**GOAL OF THE EXERCISE**:
Find the lines that hold the word "integrar" and return them.

Stored records
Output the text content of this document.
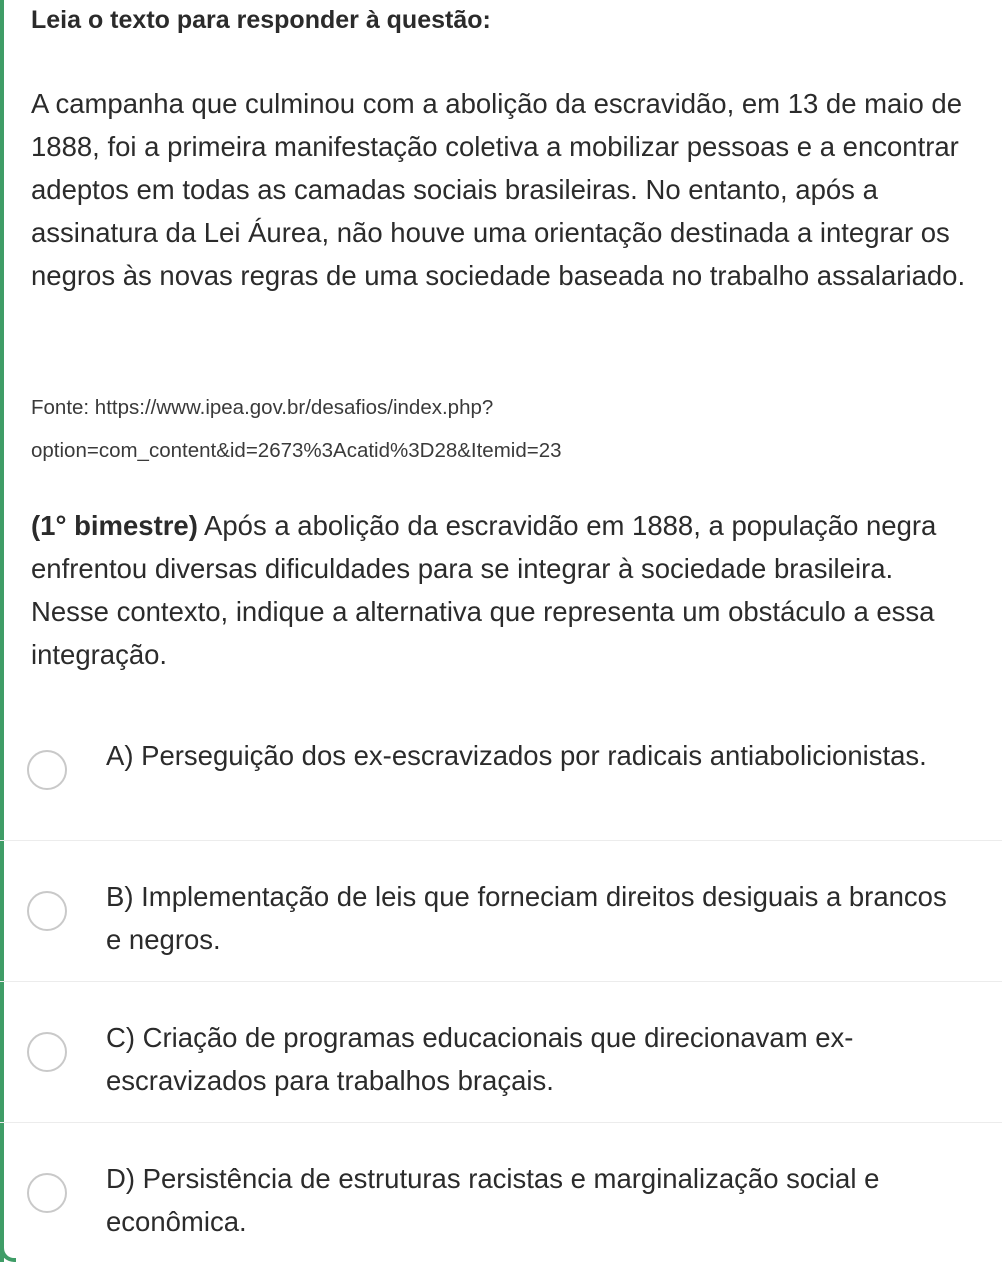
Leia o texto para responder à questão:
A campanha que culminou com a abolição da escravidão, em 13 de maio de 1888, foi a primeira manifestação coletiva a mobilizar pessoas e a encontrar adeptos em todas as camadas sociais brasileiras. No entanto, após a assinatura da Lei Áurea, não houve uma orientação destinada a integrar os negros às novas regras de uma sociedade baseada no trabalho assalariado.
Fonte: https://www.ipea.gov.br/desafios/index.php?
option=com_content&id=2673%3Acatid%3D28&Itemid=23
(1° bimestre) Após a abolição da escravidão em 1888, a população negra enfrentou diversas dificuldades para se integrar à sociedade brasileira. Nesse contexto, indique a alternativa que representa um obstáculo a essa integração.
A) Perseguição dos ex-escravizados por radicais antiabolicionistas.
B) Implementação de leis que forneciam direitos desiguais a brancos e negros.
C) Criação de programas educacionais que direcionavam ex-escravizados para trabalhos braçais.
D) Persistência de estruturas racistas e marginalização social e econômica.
---
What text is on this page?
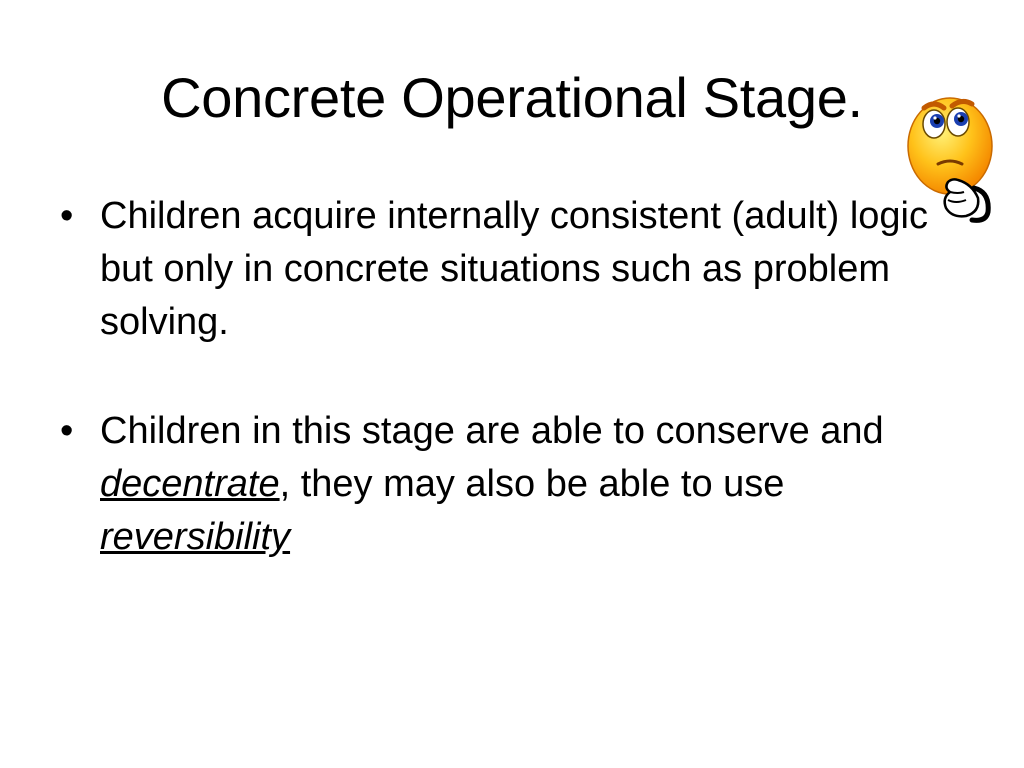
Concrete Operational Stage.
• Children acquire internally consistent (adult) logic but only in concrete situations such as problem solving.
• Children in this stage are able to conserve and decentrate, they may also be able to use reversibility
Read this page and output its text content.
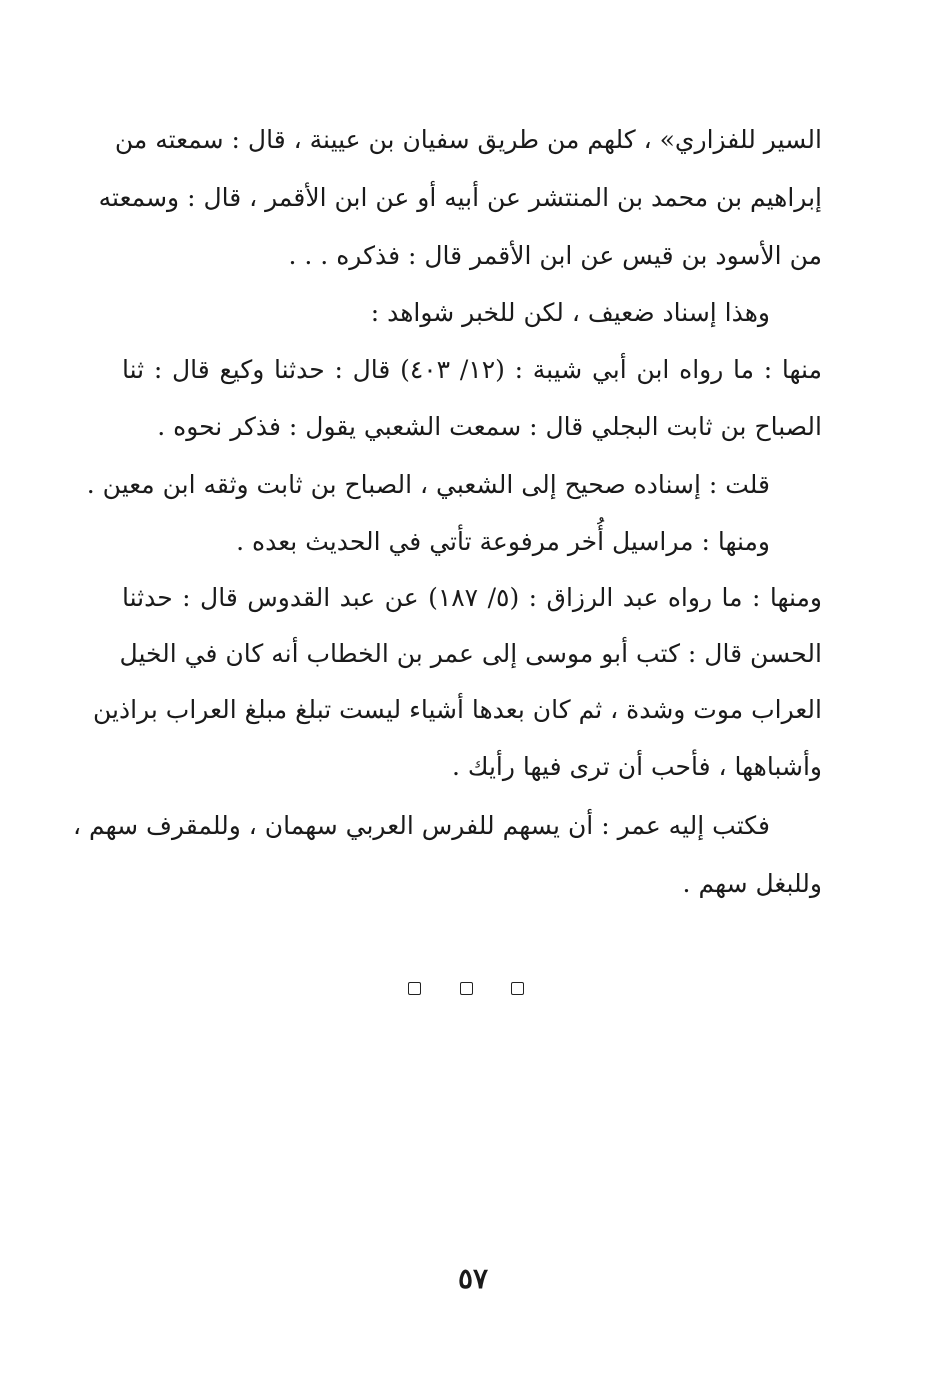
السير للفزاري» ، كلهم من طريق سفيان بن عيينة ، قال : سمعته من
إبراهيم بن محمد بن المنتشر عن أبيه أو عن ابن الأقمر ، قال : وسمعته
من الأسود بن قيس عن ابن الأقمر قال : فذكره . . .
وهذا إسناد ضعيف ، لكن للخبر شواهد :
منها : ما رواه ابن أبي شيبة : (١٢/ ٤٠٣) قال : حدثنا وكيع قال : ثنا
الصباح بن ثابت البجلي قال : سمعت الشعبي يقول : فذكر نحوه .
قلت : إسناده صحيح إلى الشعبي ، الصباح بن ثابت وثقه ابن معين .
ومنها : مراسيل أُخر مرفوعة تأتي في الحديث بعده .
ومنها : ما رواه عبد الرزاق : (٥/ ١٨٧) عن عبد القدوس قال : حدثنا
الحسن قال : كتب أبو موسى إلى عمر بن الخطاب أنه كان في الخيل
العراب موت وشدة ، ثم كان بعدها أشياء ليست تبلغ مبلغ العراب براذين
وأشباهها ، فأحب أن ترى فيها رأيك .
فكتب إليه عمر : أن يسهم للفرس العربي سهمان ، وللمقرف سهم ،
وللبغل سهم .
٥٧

**ANSWER TO THE PROBLEM**:
A campanha que culminou com a abolição da escravidão, em 13 de maio de 1888, foi a primeira manifestação coletiva a mobilizar pessoas e a encontrar adeptos em todas as camadas sociais brasileiras. No entanto, após a assinatura da Lei Áurea, não houve uma orientação destinada a integrar os negros às novas regras de uma sociedade baseada no trabalho assalariado.
(1° bimestre) Após a abolição da escravidão em 1888, a população negra enfrentou diversas dificuldades para se integrar à sociedade brasileira. Nesse contexto, indique a alternativa que representa um obstáculo a essa integração.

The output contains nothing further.